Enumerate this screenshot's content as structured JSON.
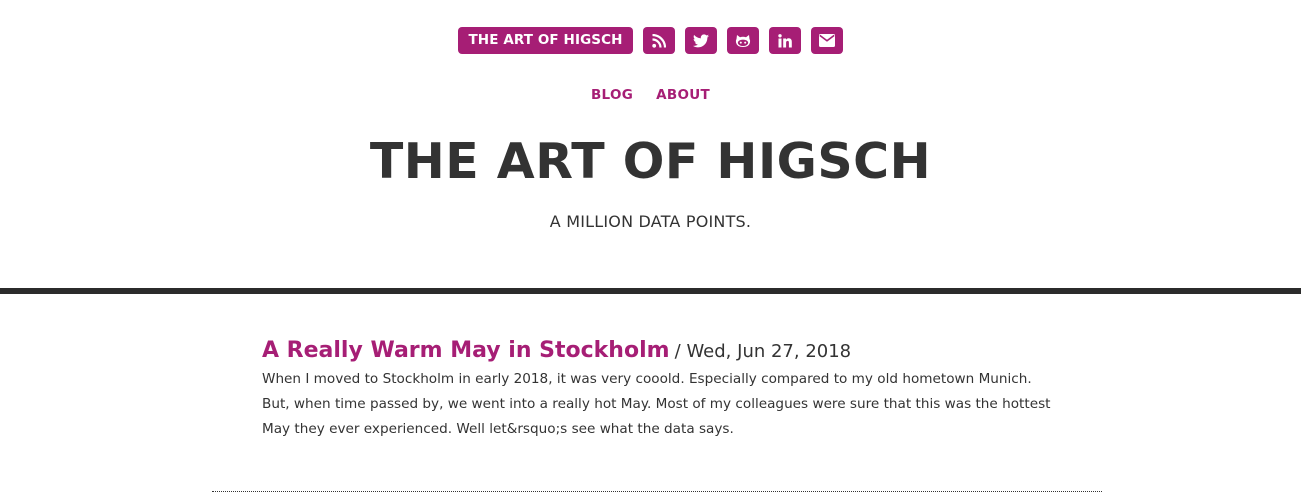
{
  "header": {
    "brand_label": "THE ART OF HIGSCH",
    "social_icons": [
      "rss-icon",
      "twitter-icon",
      "github-icon",
      "linkedin-icon",
      "envelope-icon"
    ],
    "accent_color": "#a61e75"
  },
  "nav": {
    "items": [
      {
        "label": "BLOG"
      },
      {
        "label": "ABOUT"
      }
    ]
  },
  "site": {
    "title": "THE ART OF HIGSCH",
    "subtitle": "A MILLION DATA POINTS."
  },
  "posts": [
    {
      "title": "A Really Warm May in Stockholm",
      "date": "/ Wed, Jun 27, 2018",
      "excerpt": "When I moved to Stockholm in early 2018, it was very cooold. Especially compared to my old hometown Munich. But, when time passed by, we went into a really hot May. Most of my colleagues were sure that this was the hottest May they ever experienced. Well let&rsquo;s see what the data says."
    }
  ]
}
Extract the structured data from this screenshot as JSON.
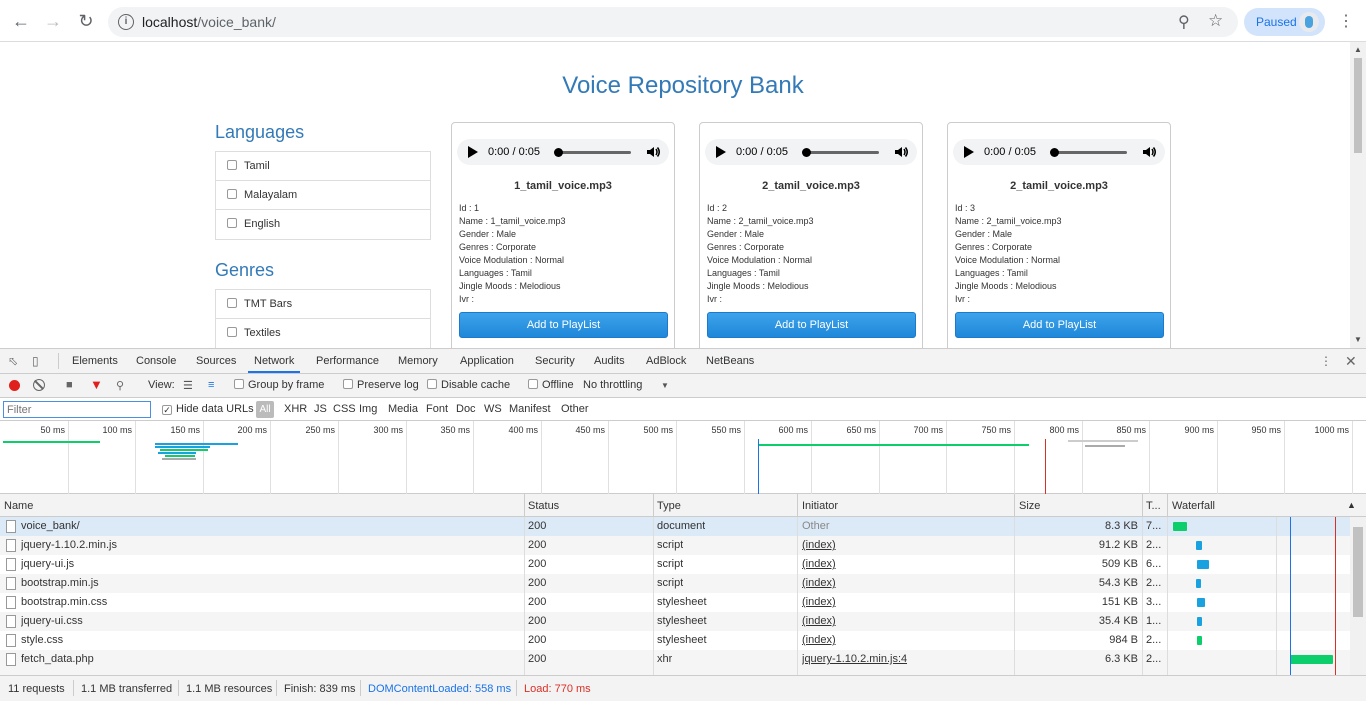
{
  "browser": {
    "url_host": "localhost",
    "url_path": "/voice_bank/",
    "profile_label": "Paused"
  },
  "page": {
    "title": "Voice Repository Bank",
    "languages_title": "Languages",
    "languages": [
      "Tamil",
      "Malayalam",
      "English"
    ],
    "genres_title": "Genres",
    "genres": [
      "TMT Bars",
      "Textiles"
    ],
    "cards": [
      {
        "time": "0:00 / 0:05",
        "progress": 0,
        "file": "1_tamil_voice.mp3",
        "meta": [
          "Id : 1",
          "Name : 1_tamil_voice.mp3",
          "Gender : Male",
          "Genres : Corporate",
          "Voice Modulation : Normal",
          "Languages : Tamil",
          "Jingle Moods : Melodious",
          "Ivr :"
        ],
        "button": "Add to PlayList"
      },
      {
        "time": "0:00 / 0:05",
        "progress": 0,
        "file": "2_tamil_voice.mp3",
        "meta": [
          "Id : 2",
          "Name : 2_tamil_voice.mp3",
          "Gender : Male",
          "Genres : Corporate",
          "Voice Modulation : Normal",
          "Languages : Tamil",
          "Jingle Moods : Melodious",
          "Ivr :"
        ],
        "button": "Add to PlayList"
      },
      {
        "time": "0:00 / 0:05",
        "progress": 0,
        "file": "2_tamil_voice.mp3",
        "meta": [
          "Id : 3",
          "Name : 2_tamil_voice.mp3",
          "Gender : Male",
          "Genres : Corporate",
          "Voice Modulation : Normal",
          "Languages : Tamil",
          "Jingle Moods : Melodious",
          "Ivr :"
        ],
        "button": "Add to PlayList"
      }
    ]
  },
  "devtools": {
    "tabs": [
      "Elements",
      "Console",
      "Sources",
      "Network",
      "Performance",
      "Memory",
      "Application",
      "Security",
      "Audits",
      "AdBlock",
      "NetBeans"
    ],
    "active_tab": "Network",
    "toolbar": {
      "view_label": "View:",
      "group_by_frame": "Group by frame",
      "preserve_log": "Preserve log",
      "disable_cache": "Disable cache",
      "offline": "Offline",
      "throttling": "No throttling"
    },
    "filter": {
      "placeholder": "Filter",
      "hide_data_urls": "Hide data URLs",
      "types": [
        "All",
        "XHR",
        "JS",
        "CSS",
        "Img",
        "Media",
        "Font",
        "Doc",
        "WS",
        "Manifest",
        "Other"
      ]
    },
    "timeline_ticks": [
      "50 ms",
      "100 ms",
      "150 ms",
      "200 ms",
      "250 ms",
      "300 ms",
      "350 ms",
      "400 ms",
      "450 ms",
      "500 ms",
      "550 ms",
      "600 ms",
      "650 ms",
      "700 ms",
      "750 ms",
      "800 ms",
      "850 ms",
      "900 ms",
      "950 ms",
      "1000 ms"
    ],
    "columns": [
      "Name",
      "Status",
      "Type",
      "Initiator",
      "Size",
      "T...",
      "Waterfall"
    ],
    "requests": [
      {
        "name": "voice_bank/",
        "status": "200",
        "type": "document",
        "initiator": "Other",
        "size": "8.3 KB",
        "time": "7..."
      },
      {
        "name": "jquery-1.10.2.min.js",
        "status": "200",
        "type": "script",
        "initiator": "(index)",
        "size": "91.2 KB",
        "time": "2..."
      },
      {
        "name": "jquery-ui.js",
        "status": "200",
        "type": "script",
        "initiator": "(index)",
        "size": "509 KB",
        "time": "6..."
      },
      {
        "name": "bootstrap.min.js",
        "status": "200",
        "type": "script",
        "initiator": "(index)",
        "size": "54.3 KB",
        "time": "2..."
      },
      {
        "name": "bootstrap.min.css",
        "status": "200",
        "type": "stylesheet",
        "initiator": "(index)",
        "size": "151 KB",
        "time": "3..."
      },
      {
        "name": "jquery-ui.css",
        "status": "200",
        "type": "stylesheet",
        "initiator": "(index)",
        "size": "35.4 KB",
        "time": "1..."
      },
      {
        "name": "style.css",
        "status": "200",
        "type": "stylesheet",
        "initiator": "(index)",
        "size": "984 B",
        "time": "2..."
      },
      {
        "name": "fetch_data.php",
        "status": "200",
        "type": "xhr",
        "initiator": "jquery-1.10.2.min.js:4",
        "size": "6.3 KB",
        "time": "2..."
      }
    ],
    "status": {
      "requests": "11 requests",
      "transferred": "1.1 MB transferred",
      "resources": "1.1 MB resources",
      "finish": "Finish: 839 ms",
      "dom_content_loaded": "DOMContentLoaded: 558 ms",
      "load": "Load: 770 ms"
    },
    "colors": {
      "dcl": "#1a73e8",
      "load": "#d93025",
      "doc": "#0cce6b",
      "script": "#1aa1e0"
    }
  }
}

# [Work to complete]
Leaving out the pictures, repeat the data above exactly.

# [Completed task]
Enumerate this screenshot's content as structured JSON.
{
  "header": {
    "brand_label": "THE ART OF HIGSCH",
    "social_icons": [
      "rss-icon",
      "twitter-icon",
      "github-icon",
      "linkedin-icon",
      "envelope-icon"
    ],
    "accent_color": "#a61e75"
  },
  "nav": {
    "items": [
      {
        "label": "BLOG"
      },
      {
        "label": "ABOUT"
      }
    ]
  },
  "site": {
    "title": "THE ART OF HIGSCH",
    "subtitle": "A MILLION DATA POINTS."
  },
  "posts": [
    {
      "title": "A Really Warm May in Stockholm",
      "date": "/ Wed, Jun 27, 2018",
      "excerpt": "When I moved to Stockholm in early 2018, it was very cooold. Especially compared to my old hometown Munich. But, when time passed by, we went into a really hot May. Most of my colleagues were sure that this was the hottest May they ever experienced. Well let&rsquo;s see what the data says."
    }
  ]
}
Extract the structured data from this screenshot as JSON.
{
  "browser": {
    "url_host": "localhost",
    "url_path": "/voice_bank/",
    "profile_label": "Paused"
  },
  "page": {
    "title": "Voice Repository Bank",
    "languages_title": "Languages",
    "languages": [
      "Tamil",
      "Malayalam",
      "English"
    ],
    "genres_title": "Genres",
    "genres": [
      "TMT Bars",
      "Textiles"
    ],
    "cards": [
      {
        "time": "0:00 / 0:05",
        "progress": 0,
        "file": "1_tamil_voice.mp3",
        "meta": [
          "Id : 1",
          "Name : 1_tamil_voice.mp3",
          "Gender : Male",
          "Genres : Corporate",
          "Voice Modulation : Normal",
          "Languages : Tamil",
          "Jingle Moods : Melodious",
          "Ivr :"
        ],
        "button": "Add to PlayList"
      },
      {
        "time": "0:00 / 0:05",
        "progress": 0,
        "file": "2_tamil_voice.mp3",
        "meta": [
          "Id : 2",
          "Name : 2_tamil_voice.mp3",
          "Gender : Male",
          "Genres : Corporate",
          "Voice Modulation : Normal",
          "Languages : Tamil",
          "Jingle Moods : Melodious",
          "Ivr :"
        ],
        "button": "Add to PlayList"
      },
      {
        "time": "0:00 / 0:05",
        "progress": 0,
        "file": "2_tamil_voice.mp3",
        "meta": [
          "Id : 3",
          "Name : 2_tamil_voice.mp3",
          "Gender : Male",
          "Genres : Corporate",
          "Voice Modulation : Normal",
          "Languages : Tamil",
          "Jingle Moods : Melodious",
          "Ivr :"
        ],
        "button": "Add to PlayList"
      }
    ]
  },
  "devtools": {
    "tabs": [
      "Elements",
      "Console",
      "Sources",
      "Network",
      "Performance",
      "Memory",
      "Application",
      "Security",
      "Audits",
      "AdBlock",
      "NetBeans"
    ],
    "active_tab": "Network",
    "toolbar": {
      "view_label": "View:",
      "group_by_frame": "Group by frame",
      "preserve_log": "Preserve log",
      "disable_cache": "Disable cache",
      "offline": "Offline",
      "throttling": "No throttling"
    },
    "filter": {
      "placeholder": "Filter",
      "hide_data_urls": "Hide data URLs",
      "types": [
        "All",
        "XHR",
        "JS",
        "CSS",
        "Img",
        "Media",
        "Font",
        "Doc",
        "WS",
        "Manifest",
        "Other"
      ]
    },
    "timeline_ticks": [
      "50 ms",
      "100 ms",
      "150 ms",
      "200 ms",
      "250 ms",
      "300 ms",
      "350 ms",
      "400 ms",
      "450 ms",
      "500 ms",
      "550 ms",
      "600 ms",
      "650 ms",
      "700 ms",
      "750 ms",
      "800 ms",
      "850 ms",
      "900 ms",
      "950 ms",
      "1000 ms"
    ],
    "columns": [
      "Name",
      "Status",
      "Type",
      "Initiator",
      "Size",
      "T...",
      "Waterfall"
    ],
    "requests": [
      {
        "name": "voice_bank/",
        "status": "200",
        "type": "document",
        "initiator": "Other",
        "size": "8.3 KB",
        "time": "7..."
      },
      {
        "name": "jquery-1.10.2.min.js",
        "status": "200",
        "type": "script",
        "initiator": "(index)",
        "size": "91.2 KB",
        "time": "2..."
      },
      {
        "name": "jquery-ui.js",
        "status": "200",
        "type": "script",
        "initiator": "(index)",
        "size": "509 KB",
        "time": "6..."
      },
      {
        "name": "bootstrap.min.js",
        "status": "200",
        "type": "script",
        "initiator": "(index)",
        "size": "54.3 KB",
        "time": "2..."
      },
      {
        "name": "bootstrap.min.css",
        "status": "200",
        "type": "stylesheet",
        "initiator": "(index)",
        "size": "151 KB",
        "time": "3..."
      },
      {
        "name": "jquery-ui.css",
        "status": "200",
        "type": "stylesheet",
        "initiator": "(index)",
        "size": "35.4 KB",
        "time": "1..."
      },
      {
        "name": "style.css",
        "status": "200",
        "type": "stylesheet",
        "initiator": "(index)",
        "size": "984 B",
        "time": "2..."
      },
      {
        "name": "fetch_data.php",
        "status": "200",
        "type": "xhr",
        "initiator": "jquery-1.10.2.min.js:4",
        "size": "6.3 KB",
        "time": "2..."
      }
    ],
    "status": {
      "requests": "11 requests",
      "transferred": "1.1 MB transferred",
      "resources": "1.1 MB resources",
      "finish": "Finish: 839 ms",
      "dom_content_loaded": "DOMContentLoaded: 558 ms",
      "load": "Load: 770 ms"
    },
    "colors": {
      "dcl": "#1a73e8",
      "load": "#d93025",
      "doc": "#0cce6b",
      "script": "#1aa1e0"
    }
  }
}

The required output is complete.